EXERCISE DIRECTIONS - Without the pictures, output the records below word for word.

(Excerpt from a dataset)

** START **

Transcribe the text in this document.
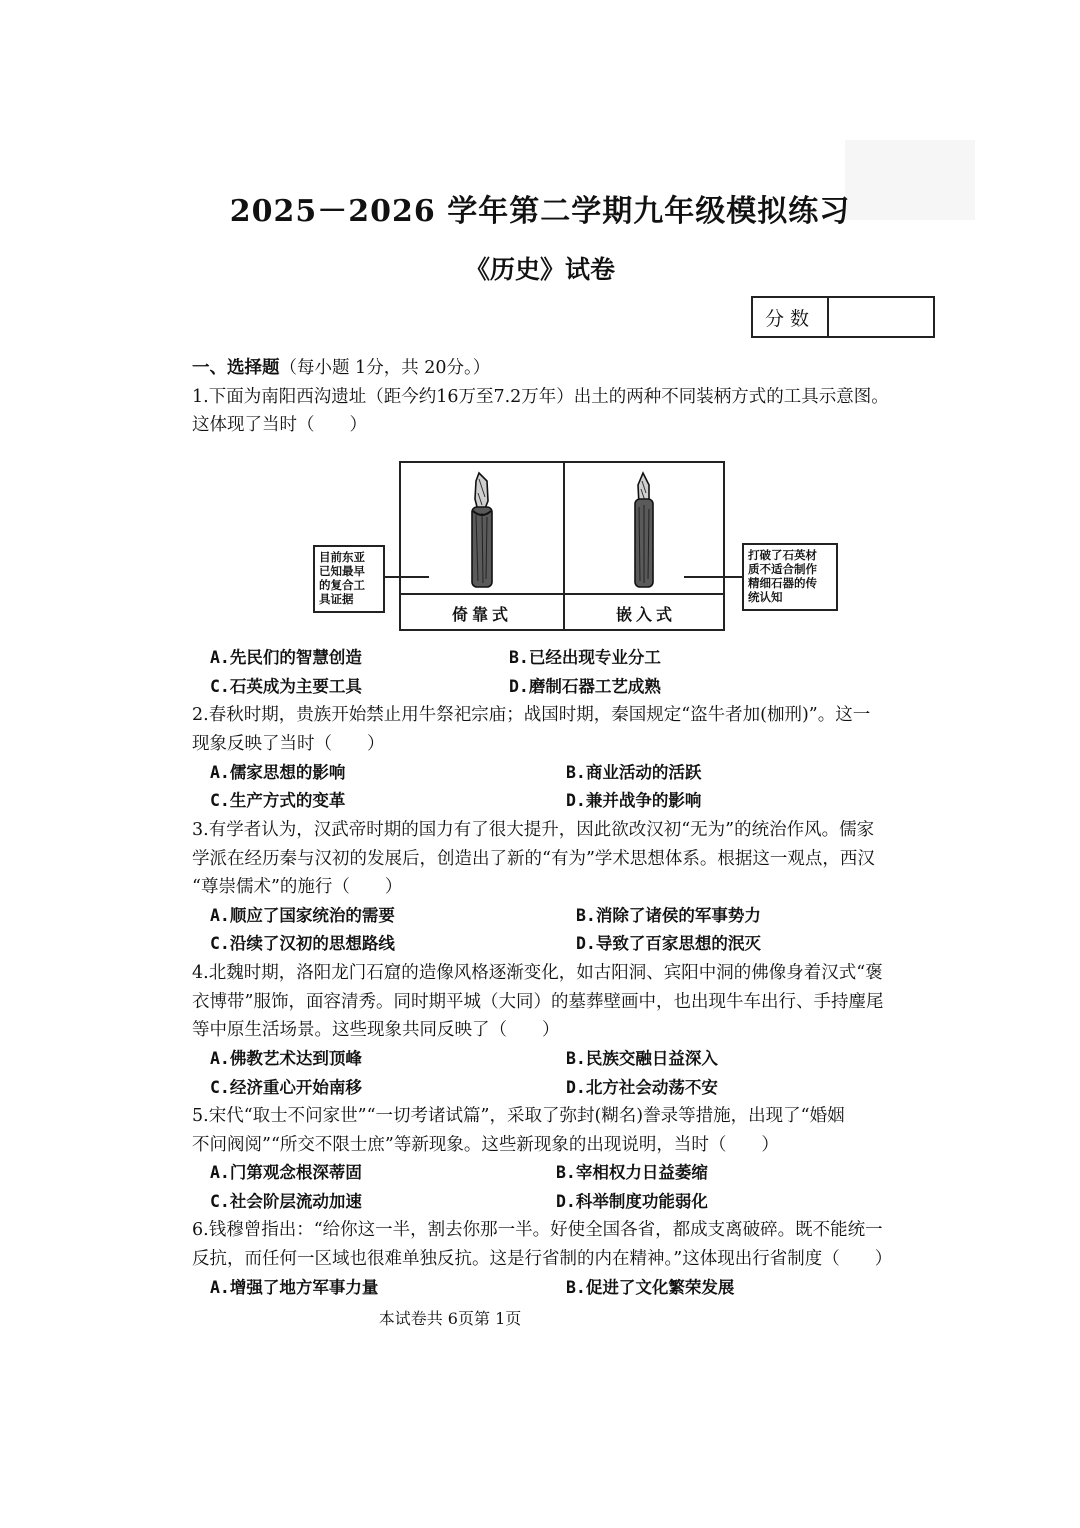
2025－2026 学年第二学期九年级模拟练习
《历史》试卷
分数
一、选择题（每小题 1分，共 20分。）
1.下面为南阳西沟遗址（距今约16万至7.2万年）出土的两种不同装柄方式的工具示意图。
这体现了当时（　　）
目前东亚
已知最早
的复合工
具证据
打破了石英材
质不适合制作
精细石器的传
统认知
倚靠式	嵌入式
A.先民们的智慧创造	B.已经出现专业分工
C.石英成为主要工具	D.磨制石器工艺成熟
2.春秋时期，贵族开始禁止用牛祭祀宗庙；战国时期，秦国规定“盗牛者加(枷刑)”。这一
现象反映了当时（　　）
A.儒家思想的影响	B.商业活动的活跃
C.生产方式的变革	D.兼并战争的影响
3.有学者认为，汉武帝时期的国力有了很大提升，因此欲改汉初“无为”的统治作风。儒家
学派在经历秦与汉初的发展后，创造出了新的“有为”学术思想体系。根据这一观点，西汉
“尊崇儒术”的施行（　　）
A.顺应了国家统治的需要	B.消除了诸侯的军事势力
C.沿续了汉初的思想路线	D.导致了百家思想的泯灭
4.北魏时期，洛阳龙门石窟的造像风格逐渐变化，如古阳洞、宾阳中洞的佛像身着汉式“褒
衣博带”服饰，面容清秀。同时期平城（大同）的墓葬壁画中，也出现牛车出行、手持麈尾
等中原生活场景。这些现象共同反映了（　　）
A.佛教艺术达到顶峰	B.民族交融日益深入
C.经济重心开始南移	D.北方社会动荡不安
5.宋代“取士不问家世”“一切考诸试篇”，采取了弥封(糊名)誊录等措施，出现了“婚姻
不问阀阅”“所交不限士庶”等新现象。这些新现象的出现说明，当时（　　）
A.门第观念根深蒂固	B.宰相权力日益萎缩
C.社会阶层流动加速	D.科举制度功能弱化
6.钱穆曾指出：“给你这一半，割去你那一半。好使全国各省，都成支离破碎。既不能统一
反抗，而任何一区域也很难单独反抗。这是行省制的内在精神。”这体现出行省制度（　　）
A.增强了地方军事力量	B.促进了文化繁荣发展
本试卷共 6页第 1页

** END **

SOLUTION TO THIS EXERCISE -
Transcribe the text in this document.
2025－2026 学年第二学期九年级模拟练习
《历史》试卷
分数
一、选择题（每小题 1分，共 20分。）
1.下面为南阳西沟遗址（距今约16万至7.2万年）出土的两种不同装柄方式的工具示意图。
这体现了当时（　　）
目前东亚
已知最早
的复合工
具证据
打破了石英材
质不适合制作
精细石器的传
统认知
倚靠式	嵌入式
A.先民们的智慧创造	B.已经出现专业分工
C.石英成为主要工具	D.磨制石器工艺成熟
2.春秋时期，贵族开始禁止用牛祭祀宗庙；战国时期，秦国规定“盗牛者加(枷刑)”。这一
现象反映了当时（　　）
A.儒家思想的影响	B.商业活动的活跃
C.生产方式的变革	D.兼并战争的影响
3.有学者认为，汉武帝时期的国力有了很大提升，因此欲改汉初“无为”的统治作风。儒家
学派在经历秦与汉初的发展后，创造出了新的“有为”学术思想体系。根据这一观点，西汉
“尊崇儒术”的施行（　　）
A.顺应了国家统治的需要	B.消除了诸侯的军事势力
C.沿续了汉初的思想路线	D.导致了百家思想的泯灭
4.北魏时期，洛阳龙门石窟的造像风格逐渐变化，如古阳洞、宾阳中洞的佛像身着汉式“褒
衣博带”服饰，面容清秀。同时期平城（大同）的墓葬壁画中，也出现牛车出行、手持麈尾
等中原生活场景。这些现象共同反映了（　　）
A.佛教艺术达到顶峰	B.民族交融日益深入
C.经济重心开始南移	D.北方社会动荡不安
5.宋代“取士不问家世”“一切考诸试篇”，采取了弥封(糊名)誊录等措施，出现了“婚姻
不问阀阅”“所交不限士庶”等新现象。这些新现象的出现说明，当时（　　）
A.门第观念根深蒂固	B.宰相权力日益萎缩
C.社会阶层流动加速	D.科举制度功能弱化
6.钱穆曾指出：“给你这一半，割去你那一半。好使全国各省，都成支离破碎。既不能统一
反抗，而任何一区域也很难单独反抗。这是行省制的内在精神。”这体现出行省制度（　　）
A.增强了地方军事力量	B.促进了文化繁荣发展
本试卷共 6页第 1页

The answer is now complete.